[Work to complete] Your task is to return the line containing "Convert this screenshot" plus every line after it, exactly and with nothing added.

[Data records]
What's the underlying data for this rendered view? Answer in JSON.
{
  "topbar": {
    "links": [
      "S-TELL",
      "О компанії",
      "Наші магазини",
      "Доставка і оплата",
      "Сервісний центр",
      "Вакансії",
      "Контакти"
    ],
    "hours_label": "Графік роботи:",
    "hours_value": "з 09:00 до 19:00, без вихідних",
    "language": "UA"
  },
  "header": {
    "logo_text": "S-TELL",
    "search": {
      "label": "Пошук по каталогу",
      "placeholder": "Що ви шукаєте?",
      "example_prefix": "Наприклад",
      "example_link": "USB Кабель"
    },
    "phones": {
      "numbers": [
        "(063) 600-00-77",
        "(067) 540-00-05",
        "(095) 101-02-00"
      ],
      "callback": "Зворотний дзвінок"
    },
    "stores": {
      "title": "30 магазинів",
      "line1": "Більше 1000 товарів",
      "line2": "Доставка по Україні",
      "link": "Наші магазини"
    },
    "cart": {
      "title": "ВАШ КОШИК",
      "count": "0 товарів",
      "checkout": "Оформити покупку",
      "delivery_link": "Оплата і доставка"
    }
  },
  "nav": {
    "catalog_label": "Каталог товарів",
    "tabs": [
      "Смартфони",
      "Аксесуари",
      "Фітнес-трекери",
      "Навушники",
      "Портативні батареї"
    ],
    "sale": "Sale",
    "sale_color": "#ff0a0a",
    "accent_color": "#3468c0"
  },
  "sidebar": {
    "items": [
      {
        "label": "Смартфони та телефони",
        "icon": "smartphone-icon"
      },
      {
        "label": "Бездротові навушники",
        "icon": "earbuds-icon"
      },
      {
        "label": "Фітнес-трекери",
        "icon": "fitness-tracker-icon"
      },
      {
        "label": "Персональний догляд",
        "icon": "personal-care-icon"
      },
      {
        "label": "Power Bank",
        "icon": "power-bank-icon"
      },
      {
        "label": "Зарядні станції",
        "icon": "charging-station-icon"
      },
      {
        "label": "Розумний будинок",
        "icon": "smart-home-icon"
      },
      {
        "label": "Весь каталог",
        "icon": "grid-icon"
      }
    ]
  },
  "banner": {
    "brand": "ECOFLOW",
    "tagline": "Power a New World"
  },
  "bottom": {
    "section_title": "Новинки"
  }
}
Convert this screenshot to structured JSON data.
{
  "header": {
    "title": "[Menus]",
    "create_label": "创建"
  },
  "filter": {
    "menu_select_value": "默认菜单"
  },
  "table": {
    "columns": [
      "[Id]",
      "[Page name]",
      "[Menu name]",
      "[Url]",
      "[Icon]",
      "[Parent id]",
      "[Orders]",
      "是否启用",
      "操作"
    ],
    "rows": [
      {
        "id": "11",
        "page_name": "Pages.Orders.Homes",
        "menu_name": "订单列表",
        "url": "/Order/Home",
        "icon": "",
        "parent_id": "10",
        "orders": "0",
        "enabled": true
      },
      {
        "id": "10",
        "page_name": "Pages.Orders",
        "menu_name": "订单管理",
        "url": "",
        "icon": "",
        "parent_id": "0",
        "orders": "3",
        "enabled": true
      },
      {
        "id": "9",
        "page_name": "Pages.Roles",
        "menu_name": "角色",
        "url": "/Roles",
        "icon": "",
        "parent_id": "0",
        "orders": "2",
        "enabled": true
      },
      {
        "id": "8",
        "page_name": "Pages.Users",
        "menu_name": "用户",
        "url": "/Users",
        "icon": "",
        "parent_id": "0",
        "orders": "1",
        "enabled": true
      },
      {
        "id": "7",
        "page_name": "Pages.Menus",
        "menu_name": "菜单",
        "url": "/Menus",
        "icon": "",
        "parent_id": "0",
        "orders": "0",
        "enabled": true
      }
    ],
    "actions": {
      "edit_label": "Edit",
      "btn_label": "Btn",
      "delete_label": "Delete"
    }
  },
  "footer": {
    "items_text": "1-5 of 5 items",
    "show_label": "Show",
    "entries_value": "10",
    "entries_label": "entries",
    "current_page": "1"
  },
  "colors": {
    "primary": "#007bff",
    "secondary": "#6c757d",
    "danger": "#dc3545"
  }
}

[Completed task]
Convert this screenshot to structured JSON data.
{
  "header": {
    "title": "[Menus]",
    "create_label": "创建"
  },
  "filter": {
    "menu_select_value": "默认菜单"
  },
  "table": {
    "columns": [
      "[Id]",
      "[Page name]",
      "[Menu name]",
      "[Url]",
      "[Icon]",
      "[Parent id]",
      "[Orders]",
      "是否启用",
      "操作"
    ],
    "rows": [
      {
        "id": "11",
        "page_name": "Pages.Orders.Homes",
        "menu_name": "订单列表",
        "url": "/Order/Home",
        "icon": "",
        "parent_id": "10",
        "orders": "0",
        "enabled": true
      },
      {
        "id": "10",
        "page_name": "Pages.Orders",
        "menu_name": "订单管理",
        "url": "",
        "icon": "",
        "parent_id": "0",
        "orders": "3",
        "enabled": true
      },
      {
        "id": "9",
        "page_name": "Pages.Roles",
        "menu_name": "角色",
        "url": "/Roles",
        "icon": "",
        "parent_id": "0",
        "orders": "2",
        "enabled": true
      },
      {
        "id": "8",
        "page_name": "Pages.Users",
        "menu_name": "用户",
        "url": "/Users",
        "icon": "",
        "parent_id": "0",
        "orders": "1",
        "enabled": true
      },
      {
        "id": "7",
        "page_name": "Pages.Menus",
        "menu_name": "菜单",
        "url": "/Menus",
        "icon": "",
        "parent_id": "0",
        "orders": "0",
        "enabled": true
      }
    ],
    "actions": {
      "edit_label": "Edit",
      "btn_label": "Btn",
      "delete_label": "Delete"
    }
  },
  "footer": {
    "items_text": "1-5 of 5 items",
    "show_label": "Show",
    "entries_value": "10",
    "entries_label": "entries",
    "current_page": "1"
  },
  "colors": {
    "primary": "#007bff",
    "secondary": "#6c757d",
    "danger": "#dc3545"
  }
}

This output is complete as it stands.